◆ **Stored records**
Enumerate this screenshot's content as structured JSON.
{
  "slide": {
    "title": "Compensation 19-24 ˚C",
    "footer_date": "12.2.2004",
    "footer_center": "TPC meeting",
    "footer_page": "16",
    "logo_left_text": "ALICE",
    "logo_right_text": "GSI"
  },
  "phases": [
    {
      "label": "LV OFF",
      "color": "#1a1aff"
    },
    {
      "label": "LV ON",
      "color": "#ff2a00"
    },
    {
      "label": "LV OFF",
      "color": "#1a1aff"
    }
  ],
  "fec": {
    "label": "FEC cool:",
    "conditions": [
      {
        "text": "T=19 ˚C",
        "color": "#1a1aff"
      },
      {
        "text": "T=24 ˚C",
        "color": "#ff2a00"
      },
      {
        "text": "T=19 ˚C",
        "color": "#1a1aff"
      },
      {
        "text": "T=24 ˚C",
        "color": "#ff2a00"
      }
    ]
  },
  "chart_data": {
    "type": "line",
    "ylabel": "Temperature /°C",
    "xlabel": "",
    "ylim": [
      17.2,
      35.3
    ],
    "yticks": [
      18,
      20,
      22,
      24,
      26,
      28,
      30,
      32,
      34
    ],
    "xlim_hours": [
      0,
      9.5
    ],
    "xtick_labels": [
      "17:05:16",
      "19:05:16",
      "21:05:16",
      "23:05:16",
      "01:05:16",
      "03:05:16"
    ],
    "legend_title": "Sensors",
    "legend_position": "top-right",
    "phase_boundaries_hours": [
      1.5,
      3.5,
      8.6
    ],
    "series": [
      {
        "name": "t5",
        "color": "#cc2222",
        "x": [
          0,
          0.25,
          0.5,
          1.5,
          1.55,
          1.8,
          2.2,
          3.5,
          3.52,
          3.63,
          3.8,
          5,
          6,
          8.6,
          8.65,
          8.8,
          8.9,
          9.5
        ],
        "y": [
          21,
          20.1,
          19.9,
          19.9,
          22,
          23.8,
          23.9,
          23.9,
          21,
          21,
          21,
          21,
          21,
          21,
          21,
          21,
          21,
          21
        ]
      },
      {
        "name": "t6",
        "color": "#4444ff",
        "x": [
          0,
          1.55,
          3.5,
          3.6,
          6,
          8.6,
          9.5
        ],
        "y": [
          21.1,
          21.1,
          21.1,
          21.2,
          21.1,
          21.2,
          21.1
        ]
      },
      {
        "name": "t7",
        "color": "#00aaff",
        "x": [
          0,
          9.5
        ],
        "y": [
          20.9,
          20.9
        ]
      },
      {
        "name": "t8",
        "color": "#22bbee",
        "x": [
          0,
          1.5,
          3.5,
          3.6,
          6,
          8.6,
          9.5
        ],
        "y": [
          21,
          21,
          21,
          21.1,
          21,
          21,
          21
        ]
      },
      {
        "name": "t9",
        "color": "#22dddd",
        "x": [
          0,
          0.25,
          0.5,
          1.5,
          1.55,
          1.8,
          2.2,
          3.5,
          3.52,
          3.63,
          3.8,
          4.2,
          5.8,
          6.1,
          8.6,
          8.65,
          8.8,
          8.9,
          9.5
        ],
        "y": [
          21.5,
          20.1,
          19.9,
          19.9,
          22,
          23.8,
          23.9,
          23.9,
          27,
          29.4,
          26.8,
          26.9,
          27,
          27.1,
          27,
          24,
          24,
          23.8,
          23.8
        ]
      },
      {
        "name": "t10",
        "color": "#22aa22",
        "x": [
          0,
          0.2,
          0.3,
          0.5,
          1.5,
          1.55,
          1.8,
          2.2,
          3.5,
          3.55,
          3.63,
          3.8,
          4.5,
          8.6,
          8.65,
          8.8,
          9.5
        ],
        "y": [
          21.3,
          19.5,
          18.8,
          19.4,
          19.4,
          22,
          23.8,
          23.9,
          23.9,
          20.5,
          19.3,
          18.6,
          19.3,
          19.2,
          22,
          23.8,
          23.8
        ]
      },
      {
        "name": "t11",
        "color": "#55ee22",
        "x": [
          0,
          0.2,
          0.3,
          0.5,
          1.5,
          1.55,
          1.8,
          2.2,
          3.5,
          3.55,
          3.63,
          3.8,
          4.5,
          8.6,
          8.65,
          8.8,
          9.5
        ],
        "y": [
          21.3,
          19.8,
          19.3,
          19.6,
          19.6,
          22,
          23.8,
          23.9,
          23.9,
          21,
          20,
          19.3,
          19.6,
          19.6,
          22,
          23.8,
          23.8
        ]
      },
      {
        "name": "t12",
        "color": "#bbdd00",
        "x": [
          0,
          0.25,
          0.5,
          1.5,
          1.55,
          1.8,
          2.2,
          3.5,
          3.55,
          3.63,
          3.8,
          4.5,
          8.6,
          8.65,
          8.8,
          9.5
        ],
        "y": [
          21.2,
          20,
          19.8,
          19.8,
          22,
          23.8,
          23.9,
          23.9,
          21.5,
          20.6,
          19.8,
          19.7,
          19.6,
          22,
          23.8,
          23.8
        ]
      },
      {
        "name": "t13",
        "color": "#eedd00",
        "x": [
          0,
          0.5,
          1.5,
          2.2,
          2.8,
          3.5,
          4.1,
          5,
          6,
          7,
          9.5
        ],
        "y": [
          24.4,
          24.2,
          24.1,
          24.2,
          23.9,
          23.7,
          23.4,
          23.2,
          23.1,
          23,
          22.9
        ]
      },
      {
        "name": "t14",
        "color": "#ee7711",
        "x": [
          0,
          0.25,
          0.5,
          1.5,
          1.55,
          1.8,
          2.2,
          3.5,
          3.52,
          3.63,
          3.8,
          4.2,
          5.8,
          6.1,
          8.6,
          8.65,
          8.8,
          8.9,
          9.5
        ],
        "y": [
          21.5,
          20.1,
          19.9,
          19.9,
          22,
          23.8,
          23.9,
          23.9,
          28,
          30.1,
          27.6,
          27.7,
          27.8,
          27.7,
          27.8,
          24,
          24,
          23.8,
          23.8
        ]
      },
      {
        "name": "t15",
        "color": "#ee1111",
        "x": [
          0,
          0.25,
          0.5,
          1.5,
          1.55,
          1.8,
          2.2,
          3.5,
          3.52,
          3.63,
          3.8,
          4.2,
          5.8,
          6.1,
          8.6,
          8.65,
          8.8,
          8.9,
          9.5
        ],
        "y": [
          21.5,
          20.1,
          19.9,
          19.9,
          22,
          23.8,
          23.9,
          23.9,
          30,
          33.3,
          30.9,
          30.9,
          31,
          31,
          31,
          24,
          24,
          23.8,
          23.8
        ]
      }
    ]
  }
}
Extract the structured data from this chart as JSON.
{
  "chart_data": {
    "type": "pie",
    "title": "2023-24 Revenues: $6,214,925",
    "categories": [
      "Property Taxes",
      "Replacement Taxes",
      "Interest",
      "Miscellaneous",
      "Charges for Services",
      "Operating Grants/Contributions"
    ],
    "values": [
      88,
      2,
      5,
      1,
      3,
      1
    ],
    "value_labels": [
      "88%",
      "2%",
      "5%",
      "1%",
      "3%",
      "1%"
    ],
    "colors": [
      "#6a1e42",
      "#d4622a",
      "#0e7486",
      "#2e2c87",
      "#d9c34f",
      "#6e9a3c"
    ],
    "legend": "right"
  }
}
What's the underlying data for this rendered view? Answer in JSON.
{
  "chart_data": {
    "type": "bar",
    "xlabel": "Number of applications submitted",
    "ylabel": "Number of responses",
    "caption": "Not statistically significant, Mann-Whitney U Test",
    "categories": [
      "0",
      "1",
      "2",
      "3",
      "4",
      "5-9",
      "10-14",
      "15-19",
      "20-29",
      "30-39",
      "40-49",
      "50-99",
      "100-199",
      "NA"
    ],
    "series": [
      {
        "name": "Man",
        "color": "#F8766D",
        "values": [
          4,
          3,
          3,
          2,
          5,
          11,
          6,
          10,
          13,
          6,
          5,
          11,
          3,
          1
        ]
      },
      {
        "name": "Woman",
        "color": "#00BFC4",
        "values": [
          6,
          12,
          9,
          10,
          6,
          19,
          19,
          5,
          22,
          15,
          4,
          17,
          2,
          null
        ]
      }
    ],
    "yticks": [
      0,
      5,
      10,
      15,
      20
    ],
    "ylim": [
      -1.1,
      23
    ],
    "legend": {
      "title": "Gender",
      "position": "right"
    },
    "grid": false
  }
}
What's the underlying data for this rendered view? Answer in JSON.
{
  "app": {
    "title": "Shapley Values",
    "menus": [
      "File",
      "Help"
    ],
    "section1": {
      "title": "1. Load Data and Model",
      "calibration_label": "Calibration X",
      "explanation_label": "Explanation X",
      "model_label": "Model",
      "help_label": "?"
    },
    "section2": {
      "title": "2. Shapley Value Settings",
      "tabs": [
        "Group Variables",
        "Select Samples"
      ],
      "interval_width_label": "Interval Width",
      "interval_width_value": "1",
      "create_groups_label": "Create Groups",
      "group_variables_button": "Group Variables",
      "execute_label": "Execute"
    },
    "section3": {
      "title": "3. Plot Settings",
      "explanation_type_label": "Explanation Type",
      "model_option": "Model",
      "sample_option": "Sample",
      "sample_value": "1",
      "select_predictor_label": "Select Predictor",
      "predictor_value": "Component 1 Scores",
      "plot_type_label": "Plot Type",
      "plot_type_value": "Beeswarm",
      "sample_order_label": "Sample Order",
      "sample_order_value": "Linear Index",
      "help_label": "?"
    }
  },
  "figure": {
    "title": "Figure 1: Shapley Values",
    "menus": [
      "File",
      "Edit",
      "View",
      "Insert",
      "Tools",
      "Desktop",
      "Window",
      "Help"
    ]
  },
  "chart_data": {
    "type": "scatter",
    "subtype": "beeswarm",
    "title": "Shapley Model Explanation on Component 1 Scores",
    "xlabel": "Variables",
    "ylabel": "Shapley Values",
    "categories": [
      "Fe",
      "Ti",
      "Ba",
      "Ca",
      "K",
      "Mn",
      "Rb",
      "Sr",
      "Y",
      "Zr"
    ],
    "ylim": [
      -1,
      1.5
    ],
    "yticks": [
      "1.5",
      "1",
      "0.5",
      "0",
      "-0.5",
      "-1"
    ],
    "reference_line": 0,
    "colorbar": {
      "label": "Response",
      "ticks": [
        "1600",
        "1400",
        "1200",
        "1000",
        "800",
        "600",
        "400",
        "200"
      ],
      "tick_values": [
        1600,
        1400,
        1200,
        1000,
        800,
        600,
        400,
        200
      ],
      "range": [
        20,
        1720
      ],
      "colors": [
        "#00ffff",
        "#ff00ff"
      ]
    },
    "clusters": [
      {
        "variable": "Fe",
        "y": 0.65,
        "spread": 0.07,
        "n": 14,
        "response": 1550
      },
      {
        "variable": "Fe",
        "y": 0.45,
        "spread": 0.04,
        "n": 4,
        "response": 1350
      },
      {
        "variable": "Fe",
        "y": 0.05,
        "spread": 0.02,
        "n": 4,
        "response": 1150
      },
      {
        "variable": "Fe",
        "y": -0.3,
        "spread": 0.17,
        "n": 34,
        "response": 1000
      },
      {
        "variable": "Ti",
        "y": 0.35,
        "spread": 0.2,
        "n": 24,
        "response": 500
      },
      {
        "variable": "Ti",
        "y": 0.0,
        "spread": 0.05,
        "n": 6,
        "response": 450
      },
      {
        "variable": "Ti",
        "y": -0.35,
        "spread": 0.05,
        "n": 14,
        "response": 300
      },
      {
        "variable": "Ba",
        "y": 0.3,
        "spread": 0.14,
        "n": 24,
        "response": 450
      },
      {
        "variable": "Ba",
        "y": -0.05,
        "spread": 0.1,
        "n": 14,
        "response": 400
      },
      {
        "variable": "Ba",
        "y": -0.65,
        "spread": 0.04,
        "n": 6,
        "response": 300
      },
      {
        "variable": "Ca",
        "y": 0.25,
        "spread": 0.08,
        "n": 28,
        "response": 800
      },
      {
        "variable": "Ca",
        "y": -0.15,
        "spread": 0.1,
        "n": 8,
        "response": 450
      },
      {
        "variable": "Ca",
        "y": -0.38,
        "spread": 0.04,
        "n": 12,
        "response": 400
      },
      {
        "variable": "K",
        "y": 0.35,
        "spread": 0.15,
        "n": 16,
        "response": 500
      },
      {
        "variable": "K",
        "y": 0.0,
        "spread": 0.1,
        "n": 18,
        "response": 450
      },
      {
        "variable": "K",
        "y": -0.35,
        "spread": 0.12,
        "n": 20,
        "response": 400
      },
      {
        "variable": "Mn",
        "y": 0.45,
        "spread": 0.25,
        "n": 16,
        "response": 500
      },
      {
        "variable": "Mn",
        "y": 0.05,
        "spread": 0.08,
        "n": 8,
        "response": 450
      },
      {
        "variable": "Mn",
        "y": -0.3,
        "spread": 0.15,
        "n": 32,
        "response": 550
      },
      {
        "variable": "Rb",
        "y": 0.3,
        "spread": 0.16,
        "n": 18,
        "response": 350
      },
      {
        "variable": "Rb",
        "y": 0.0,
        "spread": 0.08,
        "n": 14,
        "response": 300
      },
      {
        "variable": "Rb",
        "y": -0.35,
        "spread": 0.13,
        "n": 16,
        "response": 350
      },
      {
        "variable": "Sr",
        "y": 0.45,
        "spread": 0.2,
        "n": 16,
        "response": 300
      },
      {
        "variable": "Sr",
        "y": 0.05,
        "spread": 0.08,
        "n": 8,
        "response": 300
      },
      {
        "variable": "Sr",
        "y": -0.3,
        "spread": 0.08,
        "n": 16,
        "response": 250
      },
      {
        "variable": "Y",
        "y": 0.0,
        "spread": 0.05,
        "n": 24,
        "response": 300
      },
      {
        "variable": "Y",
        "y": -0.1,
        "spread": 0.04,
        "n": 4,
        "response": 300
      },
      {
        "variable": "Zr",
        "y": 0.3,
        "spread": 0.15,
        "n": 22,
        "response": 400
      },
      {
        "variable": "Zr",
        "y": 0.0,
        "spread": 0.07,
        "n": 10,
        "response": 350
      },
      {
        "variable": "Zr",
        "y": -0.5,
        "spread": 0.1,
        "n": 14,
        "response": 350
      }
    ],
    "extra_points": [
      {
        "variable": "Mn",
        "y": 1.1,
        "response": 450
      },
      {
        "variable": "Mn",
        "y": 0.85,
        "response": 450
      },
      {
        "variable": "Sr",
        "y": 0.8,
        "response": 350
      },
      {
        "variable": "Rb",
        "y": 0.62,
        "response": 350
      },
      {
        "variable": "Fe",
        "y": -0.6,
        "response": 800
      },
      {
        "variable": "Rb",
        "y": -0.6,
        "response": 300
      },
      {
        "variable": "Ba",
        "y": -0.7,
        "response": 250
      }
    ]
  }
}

◆ **Task brief**
Lines holding the word "structured" in the entries above are the ones to pull out. Copy them all.

◆ **Exercise result**
Enumerate this screenshot's content as structured JSON.
Extract the structured data from this chart as JSON.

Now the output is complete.